## EXERCISE MATERIAL

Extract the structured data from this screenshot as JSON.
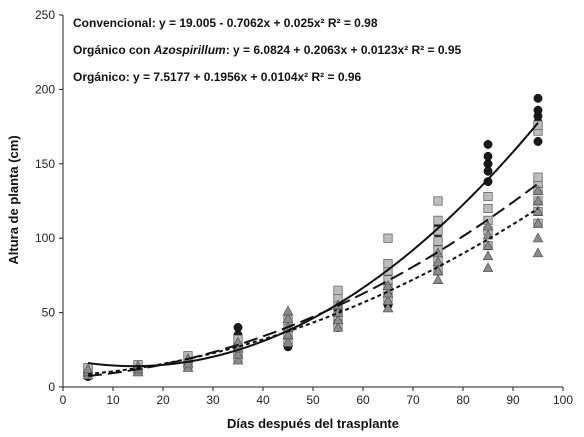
{
  "chart_data": {
    "type": "scatter",
    "title": "",
    "xlabel": "Días después del trasplante",
    "ylabel": "Altura de planta (cm)",
    "xlim": [
      0,
      100
    ],
    "ylim": [
      0,
      250
    ],
    "xticks": [
      0,
      10,
      20,
      30,
      40,
      50,
      60,
      70,
      80,
      90,
      100
    ],
    "yticks": [
      0,
      50,
      100,
      150,
      200,
      250
    ],
    "grid": false,
    "legend": "none",
    "equations": [
      {
        "id": "convencional",
        "label": "Convencional",
        "text": ": y = 19.005 - 0.7062x + 0.025x²  R² = 0.98"
      },
      {
        "id": "azospirillum",
        "label_pre": "Orgánico con ",
        "label_it": "Azospirillum",
        "text": ": y = 6.0824 + 0.2063x + 0.0123x² R² = 0.95"
      },
      {
        "id": "organico",
        "label": "Orgánico",
        "text": ": y = 7.5177 + 0.1956x + 0.0104x²  R² = 0.96"
      }
    ],
    "series": [
      {
        "id": "convencional",
        "marker": "circle",
        "color": "#1a1a1a",
        "line": "solid",
        "coef": [
          19.005,
          -0.7062,
          0.025
        ],
        "x": [
          5,
          15,
          25,
          35,
          45,
          55,
          65,
          75,
          85,
          95
        ],
        "y": [
          [
            7,
            9,
            10,
            11
          ],
          [
            11,
            12,
            13,
            14
          ],
          [
            15,
            17,
            19,
            21
          ],
          [
            22,
            26,
            30,
            35,
            40
          ],
          [
            27,
            31,
            36,
            40,
            44
          ],
          [
            40,
            45,
            52,
            58,
            63
          ],
          [
            55,
            62,
            70,
            75,
            81
          ],
          [
            85,
            95,
            103,
            108,
            112
          ],
          [
            138,
            145,
            150,
            155,
            163
          ],
          [
            165,
            172,
            178,
            182,
            186,
            194
          ]
        ]
      },
      {
        "id": "azospirillum",
        "marker": "square",
        "color": "#bdbdbd",
        "line": "dashed",
        "coef": [
          6.0824,
          0.2063,
          0.0123
        ],
        "x": [
          5,
          15,
          25,
          35,
          45,
          55,
          65,
          75,
          85,
          95
        ],
        "y": [
          [
            9,
            11,
            12,
            13
          ],
          [
            12,
            14,
            15
          ],
          [
            15,
            18,
            21
          ],
          [
            20,
            24,
            28,
            32
          ],
          [
            30,
            35,
            40,
            45
          ],
          [
            42,
            48,
            55,
            60,
            65
          ],
          [
            60,
            66,
            72,
            78,
            83,
            100
          ],
          [
            78,
            85,
            92,
            98,
            105,
            112,
            125
          ],
          [
            95,
            105,
            112,
            120,
            128
          ],
          [
            110,
            118,
            125,
            132,
            137,
            141,
            172,
            176
          ]
        ]
      },
      {
        "id": "organico",
        "marker": "triangle",
        "color": "#8c8c8c",
        "line": "dotted",
        "coef": [
          7.5177,
          0.1956,
          0.0104
        ],
        "x": [
          5,
          15,
          25,
          35,
          45,
          55,
          65,
          75,
          85,
          95
        ],
        "y": [
          [
            8,
            10,
            12
          ],
          [
            10,
            12,
            14
          ],
          [
            13,
            16,
            19
          ],
          [
            18,
            22,
            26,
            30
          ],
          [
            30,
            35,
            40,
            46,
            51
          ],
          [
            40,
            45,
            50,
            55
          ],
          [
            53,
            58,
            63,
            68
          ],
          [
            72,
            78,
            84,
            90
          ],
          [
            80,
            88,
            95,
            102,
            108
          ],
          [
            90,
            100,
            110,
            118,
            125,
            132
          ]
        ]
      }
    ]
  }
}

## YOUR GOAL
Reproduce the whole listing word for word, setting aside any pictures.

## SOLUTION
Extract the structured data from this screenshot as JSON.
{
  "chart_data": {
    "type": "scatter",
    "title": "",
    "xlabel": "Días después del trasplante",
    "ylabel": "Altura de planta (cm)",
    "xlim": [
      0,
      100
    ],
    "ylim": [
      0,
      250
    ],
    "xticks": [
      0,
      10,
      20,
      30,
      40,
      50,
      60,
      70,
      80,
      90,
      100
    ],
    "yticks": [
      0,
      50,
      100,
      150,
      200,
      250
    ],
    "grid": false,
    "legend": "none",
    "equations": [
      {
        "id": "convencional",
        "label": "Convencional",
        "text": ": y = 19.005 - 0.7062x + 0.025x²  R² = 0.98"
      },
      {
        "id": "azospirillum",
        "label_pre": "Orgánico con ",
        "label_it": "Azospirillum",
        "text": ": y = 6.0824 + 0.2063x + 0.0123x² R² = 0.95"
      },
      {
        "id": "organico",
        "label": "Orgánico",
        "text": ": y = 7.5177 + 0.1956x + 0.0104x²  R² = 0.96"
      }
    ],
    "series": [
      {
        "id": "convencional",
        "marker": "circle",
        "color": "#1a1a1a",
        "line": "solid",
        "coef": [
          19.005,
          -0.7062,
          0.025
        ],
        "x": [
          5,
          15,
          25,
          35,
          45,
          55,
          65,
          75,
          85,
          95
        ],
        "y": [
          [
            7,
            9,
            10,
            11
          ],
          [
            11,
            12,
            13,
            14
          ],
          [
            15,
            17,
            19,
            21
          ],
          [
            22,
            26,
            30,
            35,
            40
          ],
          [
            27,
            31,
            36,
            40,
            44
          ],
          [
            40,
            45,
            52,
            58,
            63
          ],
          [
            55,
            62,
            70,
            75,
            81
          ],
          [
            85,
            95,
            103,
            108,
            112
          ],
          [
            138,
            145,
            150,
            155,
            163
          ],
          [
            165,
            172,
            178,
            182,
            186,
            194
          ]
        ]
      },
      {
        "id": "azospirillum",
        "marker": "square",
        "color": "#bdbdbd",
        "line": "dashed",
        "coef": [
          6.0824,
          0.2063,
          0.0123
        ],
        "x": [
          5,
          15,
          25,
          35,
          45,
          55,
          65,
          75,
          85,
          95
        ],
        "y": [
          [
            9,
            11,
            12,
            13
          ],
          [
            12,
            14,
            15
          ],
          [
            15,
            18,
            21
          ],
          [
            20,
            24,
            28,
            32
          ],
          [
            30,
            35,
            40,
            45
          ],
          [
            42,
            48,
            55,
            60,
            65
          ],
          [
            60,
            66,
            72,
            78,
            83,
            100
          ],
          [
            78,
            85,
            92,
            98,
            105,
            112,
            125
          ],
          [
            95,
            105,
            112,
            120,
            128
          ],
          [
            110,
            118,
            125,
            132,
            137,
            141,
            172,
            176
          ]
        ]
      },
      {
        "id": "organico",
        "marker": "triangle",
        "color": "#8c8c8c",
        "line": "dotted",
        "coef": [
          7.5177,
          0.1956,
          0.0104
        ],
        "x": [
          5,
          15,
          25,
          35,
          45,
          55,
          65,
          75,
          85,
          95
        ],
        "y": [
          [
            8,
            10,
            12
          ],
          [
            10,
            12,
            14
          ],
          [
            13,
            16,
            19
          ],
          [
            18,
            22,
            26,
            30
          ],
          [
            30,
            35,
            40,
            46,
            51
          ],
          [
            40,
            45,
            50,
            55
          ],
          [
            53,
            58,
            63,
            68
          ],
          [
            72,
            78,
            84,
            90
          ],
          [
            80,
            88,
            95,
            102,
            108
          ],
          [
            90,
            100,
            110,
            118,
            125,
            132
          ]
        ]
      }
    ]
  }
}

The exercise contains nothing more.